[Records from a data source]
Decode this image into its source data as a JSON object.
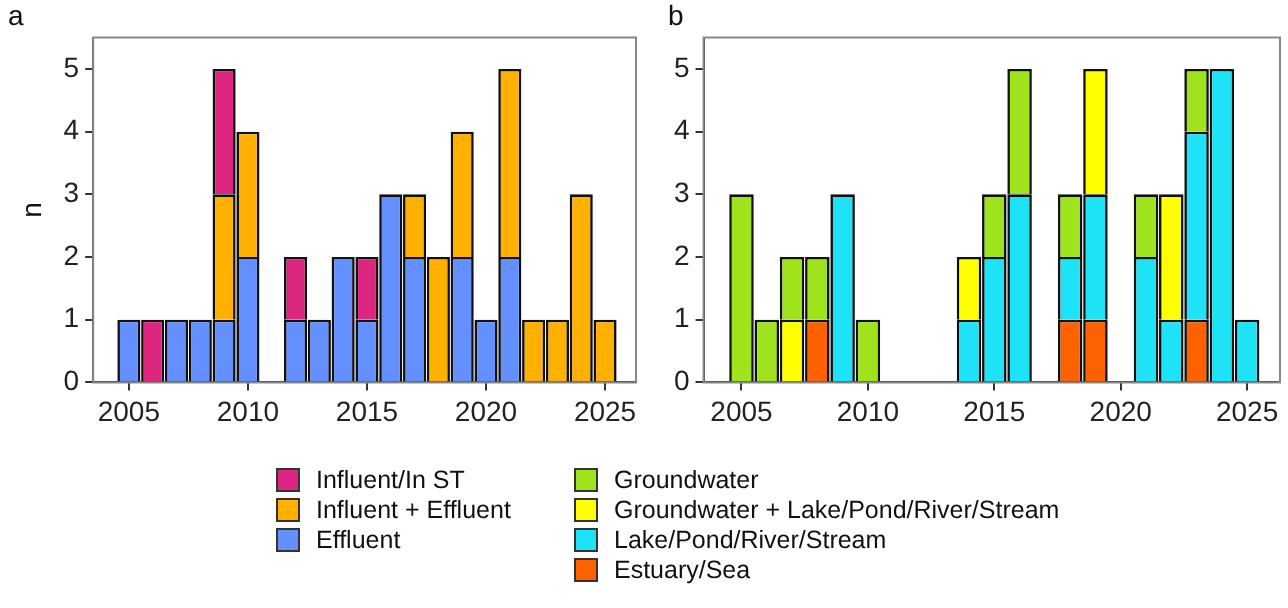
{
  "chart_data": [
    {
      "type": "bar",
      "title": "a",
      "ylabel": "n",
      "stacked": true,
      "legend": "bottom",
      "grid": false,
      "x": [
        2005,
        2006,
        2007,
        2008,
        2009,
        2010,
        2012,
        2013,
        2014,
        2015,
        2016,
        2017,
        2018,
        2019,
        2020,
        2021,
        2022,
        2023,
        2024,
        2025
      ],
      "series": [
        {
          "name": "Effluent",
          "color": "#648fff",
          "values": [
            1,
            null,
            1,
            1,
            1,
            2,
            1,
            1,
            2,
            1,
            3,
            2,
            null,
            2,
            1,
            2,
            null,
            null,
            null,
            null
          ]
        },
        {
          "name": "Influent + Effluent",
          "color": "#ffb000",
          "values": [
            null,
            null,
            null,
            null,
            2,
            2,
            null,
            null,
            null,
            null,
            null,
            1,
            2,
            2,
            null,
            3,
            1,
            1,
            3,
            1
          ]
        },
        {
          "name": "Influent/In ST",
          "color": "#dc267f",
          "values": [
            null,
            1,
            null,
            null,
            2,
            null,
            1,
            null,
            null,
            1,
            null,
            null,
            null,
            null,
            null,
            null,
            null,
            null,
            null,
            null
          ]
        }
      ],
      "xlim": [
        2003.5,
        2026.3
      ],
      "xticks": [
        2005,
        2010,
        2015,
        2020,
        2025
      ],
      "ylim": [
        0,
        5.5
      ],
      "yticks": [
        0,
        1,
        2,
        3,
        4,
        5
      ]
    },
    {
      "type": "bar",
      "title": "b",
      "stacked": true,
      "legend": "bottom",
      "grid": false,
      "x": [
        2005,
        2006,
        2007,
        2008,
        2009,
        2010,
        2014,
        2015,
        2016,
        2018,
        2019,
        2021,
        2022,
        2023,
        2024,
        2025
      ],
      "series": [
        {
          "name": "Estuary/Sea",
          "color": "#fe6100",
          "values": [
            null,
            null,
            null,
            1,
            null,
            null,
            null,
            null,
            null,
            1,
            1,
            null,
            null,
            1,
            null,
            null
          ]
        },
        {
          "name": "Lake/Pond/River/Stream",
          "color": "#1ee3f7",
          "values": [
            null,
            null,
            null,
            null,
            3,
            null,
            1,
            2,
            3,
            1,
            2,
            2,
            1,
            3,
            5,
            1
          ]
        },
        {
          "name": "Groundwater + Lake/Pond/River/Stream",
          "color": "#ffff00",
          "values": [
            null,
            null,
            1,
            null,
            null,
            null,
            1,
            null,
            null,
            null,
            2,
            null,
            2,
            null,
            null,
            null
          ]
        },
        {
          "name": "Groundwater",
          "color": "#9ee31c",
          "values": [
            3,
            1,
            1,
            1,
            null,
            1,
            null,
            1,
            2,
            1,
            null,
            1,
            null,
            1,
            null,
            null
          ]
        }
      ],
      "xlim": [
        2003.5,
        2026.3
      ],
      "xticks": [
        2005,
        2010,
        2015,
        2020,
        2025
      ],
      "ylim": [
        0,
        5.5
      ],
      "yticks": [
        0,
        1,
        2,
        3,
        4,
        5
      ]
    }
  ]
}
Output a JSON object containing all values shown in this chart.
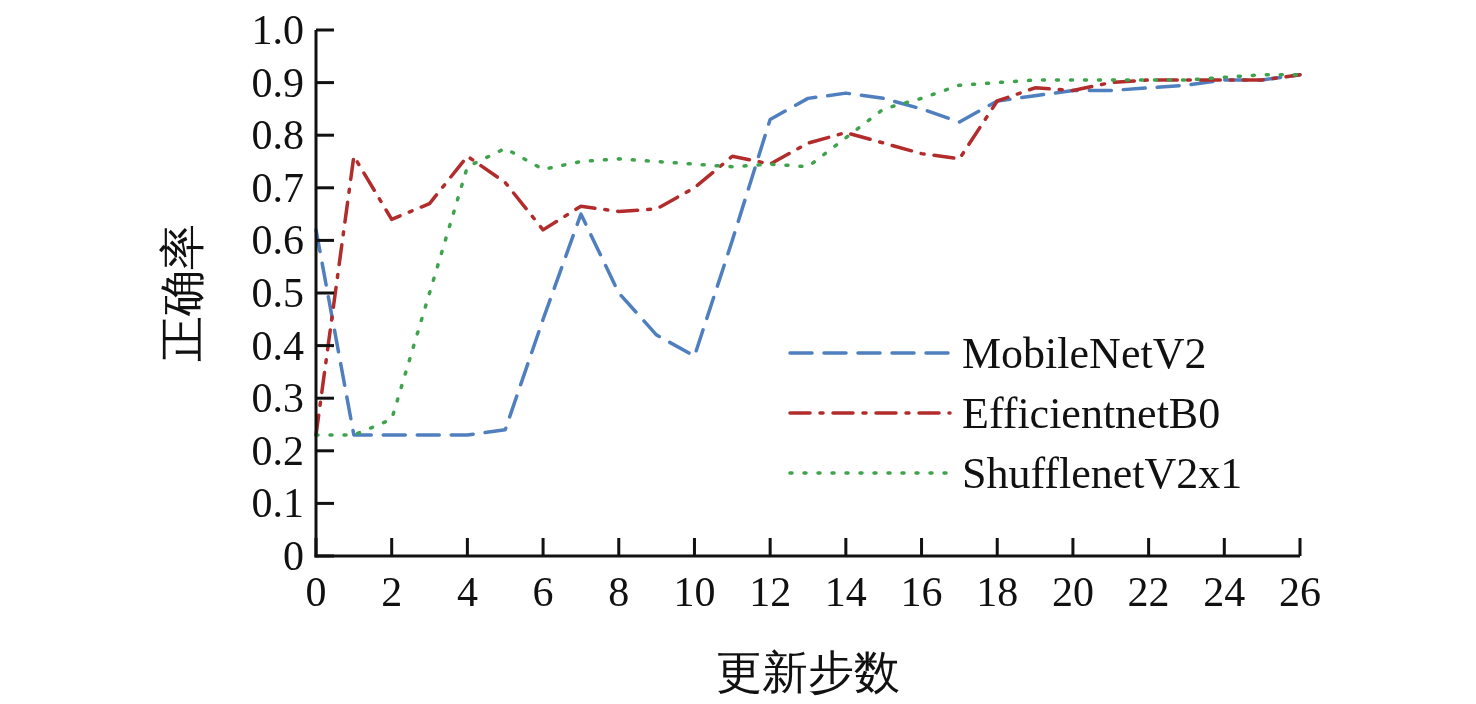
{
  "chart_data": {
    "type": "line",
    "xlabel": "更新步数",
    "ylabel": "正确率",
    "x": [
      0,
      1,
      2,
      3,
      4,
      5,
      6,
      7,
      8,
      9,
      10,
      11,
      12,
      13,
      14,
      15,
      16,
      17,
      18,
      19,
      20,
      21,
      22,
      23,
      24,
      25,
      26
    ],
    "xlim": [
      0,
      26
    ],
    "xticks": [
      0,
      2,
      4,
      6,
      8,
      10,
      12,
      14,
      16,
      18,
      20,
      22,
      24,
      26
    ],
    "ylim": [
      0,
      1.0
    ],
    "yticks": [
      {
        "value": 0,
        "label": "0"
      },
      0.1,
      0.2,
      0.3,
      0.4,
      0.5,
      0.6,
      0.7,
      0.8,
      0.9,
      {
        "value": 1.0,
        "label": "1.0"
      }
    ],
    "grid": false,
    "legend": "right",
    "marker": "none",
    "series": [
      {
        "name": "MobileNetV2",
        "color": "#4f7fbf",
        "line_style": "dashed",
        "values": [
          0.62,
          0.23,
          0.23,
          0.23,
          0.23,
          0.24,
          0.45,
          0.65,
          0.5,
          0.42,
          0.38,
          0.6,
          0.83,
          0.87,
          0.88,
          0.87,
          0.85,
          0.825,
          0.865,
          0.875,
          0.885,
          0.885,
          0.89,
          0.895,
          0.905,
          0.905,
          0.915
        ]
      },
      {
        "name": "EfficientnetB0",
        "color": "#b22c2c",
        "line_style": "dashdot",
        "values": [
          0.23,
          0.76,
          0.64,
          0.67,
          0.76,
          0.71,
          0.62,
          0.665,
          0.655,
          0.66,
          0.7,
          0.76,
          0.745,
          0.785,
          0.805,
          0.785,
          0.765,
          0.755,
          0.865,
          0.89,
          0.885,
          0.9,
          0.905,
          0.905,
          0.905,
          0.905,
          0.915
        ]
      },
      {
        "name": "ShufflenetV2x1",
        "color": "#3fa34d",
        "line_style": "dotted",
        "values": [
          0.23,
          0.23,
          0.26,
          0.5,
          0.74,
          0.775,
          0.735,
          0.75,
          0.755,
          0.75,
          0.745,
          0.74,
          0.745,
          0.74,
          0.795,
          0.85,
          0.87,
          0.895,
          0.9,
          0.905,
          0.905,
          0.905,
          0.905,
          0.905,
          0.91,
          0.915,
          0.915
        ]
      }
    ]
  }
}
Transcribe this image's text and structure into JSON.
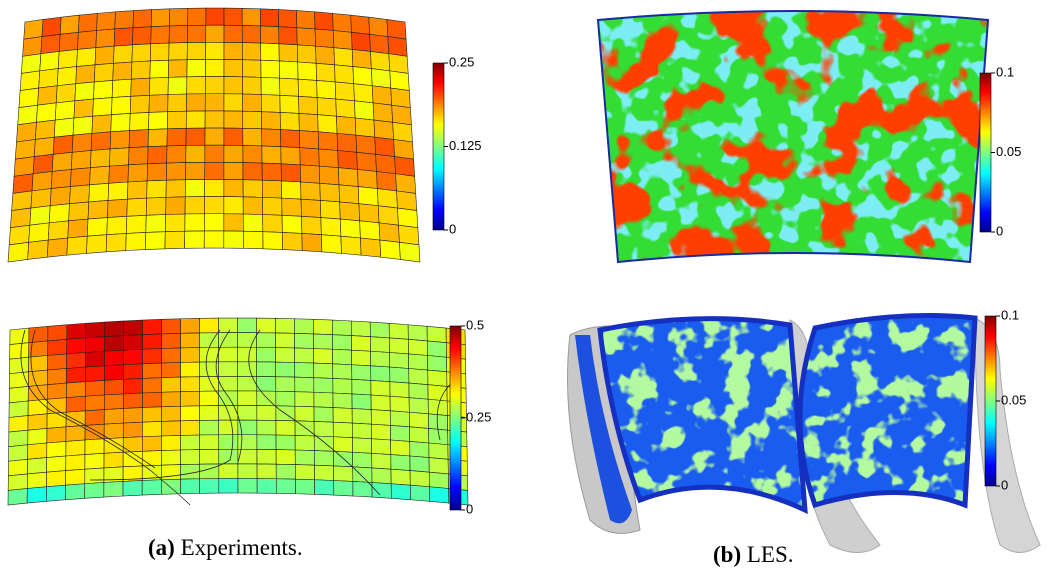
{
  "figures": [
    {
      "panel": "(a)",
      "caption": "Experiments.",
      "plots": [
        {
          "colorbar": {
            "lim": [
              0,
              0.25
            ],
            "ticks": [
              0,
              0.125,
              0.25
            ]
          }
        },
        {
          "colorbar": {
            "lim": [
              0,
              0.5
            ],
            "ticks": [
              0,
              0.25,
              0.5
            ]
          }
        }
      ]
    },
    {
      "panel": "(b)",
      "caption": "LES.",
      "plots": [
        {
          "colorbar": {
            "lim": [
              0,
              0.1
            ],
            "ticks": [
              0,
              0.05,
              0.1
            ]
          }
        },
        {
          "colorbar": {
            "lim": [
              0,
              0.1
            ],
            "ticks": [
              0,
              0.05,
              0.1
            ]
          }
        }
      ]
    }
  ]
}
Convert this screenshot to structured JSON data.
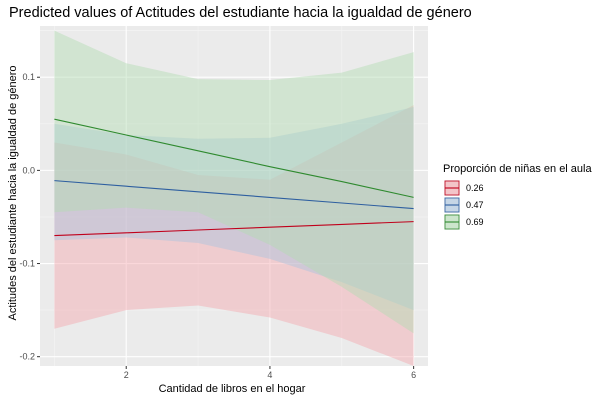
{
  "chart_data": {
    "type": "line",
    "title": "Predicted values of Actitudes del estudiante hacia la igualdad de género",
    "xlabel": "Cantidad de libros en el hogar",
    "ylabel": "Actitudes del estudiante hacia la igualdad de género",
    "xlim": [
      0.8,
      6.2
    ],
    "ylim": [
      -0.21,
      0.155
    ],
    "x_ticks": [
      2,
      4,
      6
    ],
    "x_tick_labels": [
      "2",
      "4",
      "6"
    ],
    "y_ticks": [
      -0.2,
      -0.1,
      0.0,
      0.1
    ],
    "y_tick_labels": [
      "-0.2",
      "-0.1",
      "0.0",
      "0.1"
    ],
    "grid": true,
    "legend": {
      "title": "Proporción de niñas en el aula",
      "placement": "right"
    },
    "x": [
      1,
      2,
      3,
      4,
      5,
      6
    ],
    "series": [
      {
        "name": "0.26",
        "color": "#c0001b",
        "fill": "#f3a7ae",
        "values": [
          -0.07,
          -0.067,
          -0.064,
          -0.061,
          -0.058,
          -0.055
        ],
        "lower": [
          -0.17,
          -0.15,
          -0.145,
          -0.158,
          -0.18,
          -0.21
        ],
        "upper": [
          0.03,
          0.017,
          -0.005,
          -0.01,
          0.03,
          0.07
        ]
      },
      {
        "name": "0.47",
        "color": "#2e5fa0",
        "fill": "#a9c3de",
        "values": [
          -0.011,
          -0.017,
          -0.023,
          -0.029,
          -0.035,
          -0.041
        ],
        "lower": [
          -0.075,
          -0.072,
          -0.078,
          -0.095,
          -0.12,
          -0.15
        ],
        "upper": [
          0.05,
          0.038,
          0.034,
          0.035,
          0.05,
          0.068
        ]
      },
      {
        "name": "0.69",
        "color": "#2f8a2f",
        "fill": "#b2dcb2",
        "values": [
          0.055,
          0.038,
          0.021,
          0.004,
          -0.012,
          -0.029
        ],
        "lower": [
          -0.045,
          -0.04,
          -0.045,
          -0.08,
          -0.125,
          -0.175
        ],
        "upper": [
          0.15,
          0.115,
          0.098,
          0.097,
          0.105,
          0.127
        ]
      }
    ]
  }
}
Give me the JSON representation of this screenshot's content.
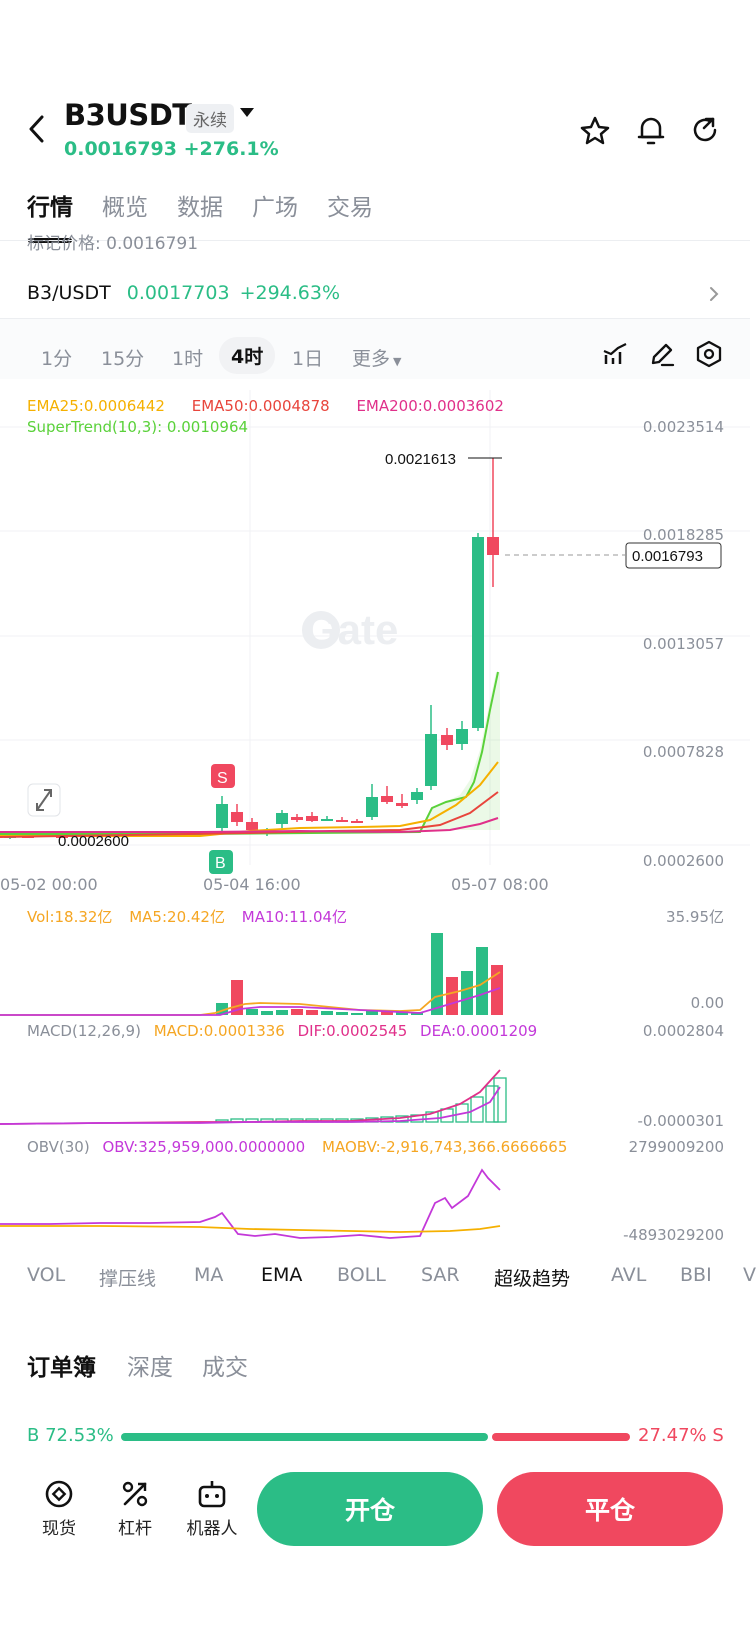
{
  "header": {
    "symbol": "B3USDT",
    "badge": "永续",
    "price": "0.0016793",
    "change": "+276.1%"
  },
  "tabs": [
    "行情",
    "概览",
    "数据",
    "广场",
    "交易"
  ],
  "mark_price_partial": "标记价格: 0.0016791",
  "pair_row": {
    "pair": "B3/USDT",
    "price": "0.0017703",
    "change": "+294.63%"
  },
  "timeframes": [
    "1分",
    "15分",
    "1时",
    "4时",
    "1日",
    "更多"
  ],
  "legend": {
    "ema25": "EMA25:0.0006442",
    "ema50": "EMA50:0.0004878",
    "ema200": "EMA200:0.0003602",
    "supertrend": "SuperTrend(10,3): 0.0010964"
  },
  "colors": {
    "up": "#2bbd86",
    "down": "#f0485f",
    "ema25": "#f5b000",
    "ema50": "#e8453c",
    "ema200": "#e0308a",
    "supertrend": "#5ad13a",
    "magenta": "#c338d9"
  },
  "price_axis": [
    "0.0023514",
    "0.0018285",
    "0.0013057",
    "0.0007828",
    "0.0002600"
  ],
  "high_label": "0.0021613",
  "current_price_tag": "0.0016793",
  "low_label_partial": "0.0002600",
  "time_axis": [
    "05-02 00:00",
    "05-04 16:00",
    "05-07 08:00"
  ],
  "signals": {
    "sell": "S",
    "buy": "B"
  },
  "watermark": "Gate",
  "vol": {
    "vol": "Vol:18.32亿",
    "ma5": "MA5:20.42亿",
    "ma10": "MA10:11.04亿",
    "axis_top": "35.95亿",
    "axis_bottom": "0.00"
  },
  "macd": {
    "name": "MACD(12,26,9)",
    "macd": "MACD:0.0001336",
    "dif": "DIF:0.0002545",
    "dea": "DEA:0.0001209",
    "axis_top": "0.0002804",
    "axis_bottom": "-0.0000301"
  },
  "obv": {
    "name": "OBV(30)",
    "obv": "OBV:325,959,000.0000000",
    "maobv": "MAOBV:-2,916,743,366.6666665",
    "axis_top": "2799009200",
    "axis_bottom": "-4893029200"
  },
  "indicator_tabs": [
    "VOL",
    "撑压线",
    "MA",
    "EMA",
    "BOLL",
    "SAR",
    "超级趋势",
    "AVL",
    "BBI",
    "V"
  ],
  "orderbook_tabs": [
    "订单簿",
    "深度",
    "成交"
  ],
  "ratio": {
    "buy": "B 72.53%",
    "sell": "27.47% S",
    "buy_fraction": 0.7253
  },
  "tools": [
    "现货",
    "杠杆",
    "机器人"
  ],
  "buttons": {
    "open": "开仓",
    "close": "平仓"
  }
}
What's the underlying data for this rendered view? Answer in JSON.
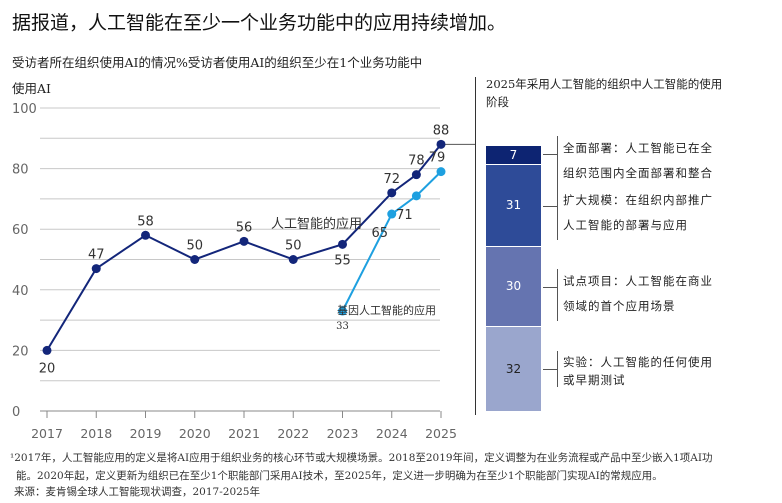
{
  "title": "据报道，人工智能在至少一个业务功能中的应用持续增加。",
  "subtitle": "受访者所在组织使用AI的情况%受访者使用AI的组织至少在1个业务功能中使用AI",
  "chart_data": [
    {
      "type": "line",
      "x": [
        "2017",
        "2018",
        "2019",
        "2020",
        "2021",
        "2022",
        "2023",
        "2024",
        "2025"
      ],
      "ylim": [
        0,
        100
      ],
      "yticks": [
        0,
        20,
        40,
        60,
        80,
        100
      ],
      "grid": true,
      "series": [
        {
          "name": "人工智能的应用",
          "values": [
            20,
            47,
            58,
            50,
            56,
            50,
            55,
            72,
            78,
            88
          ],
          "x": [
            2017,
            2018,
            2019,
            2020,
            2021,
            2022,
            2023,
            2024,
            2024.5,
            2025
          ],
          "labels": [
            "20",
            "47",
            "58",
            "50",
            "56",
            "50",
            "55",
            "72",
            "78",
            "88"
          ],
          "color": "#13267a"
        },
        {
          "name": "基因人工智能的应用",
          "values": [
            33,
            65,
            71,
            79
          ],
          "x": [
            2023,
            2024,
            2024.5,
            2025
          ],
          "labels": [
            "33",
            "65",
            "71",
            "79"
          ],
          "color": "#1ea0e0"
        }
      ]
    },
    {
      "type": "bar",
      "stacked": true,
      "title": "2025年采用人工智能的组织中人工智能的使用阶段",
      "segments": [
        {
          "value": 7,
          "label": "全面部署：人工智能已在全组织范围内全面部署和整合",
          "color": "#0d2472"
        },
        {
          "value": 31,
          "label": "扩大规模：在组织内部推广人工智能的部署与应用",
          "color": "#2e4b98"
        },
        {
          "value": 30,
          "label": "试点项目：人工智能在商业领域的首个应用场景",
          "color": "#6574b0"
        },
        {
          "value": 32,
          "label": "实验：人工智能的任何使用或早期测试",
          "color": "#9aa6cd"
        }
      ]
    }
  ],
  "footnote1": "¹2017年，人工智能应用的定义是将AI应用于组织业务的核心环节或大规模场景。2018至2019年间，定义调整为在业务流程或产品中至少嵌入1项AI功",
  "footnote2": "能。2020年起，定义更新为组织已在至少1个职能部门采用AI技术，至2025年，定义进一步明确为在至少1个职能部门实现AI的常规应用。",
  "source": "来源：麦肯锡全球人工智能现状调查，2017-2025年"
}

## WORK REQUIRED
Answer with one number: how many lines in the listing hold "screenshot".

## ANSWER BELOW
2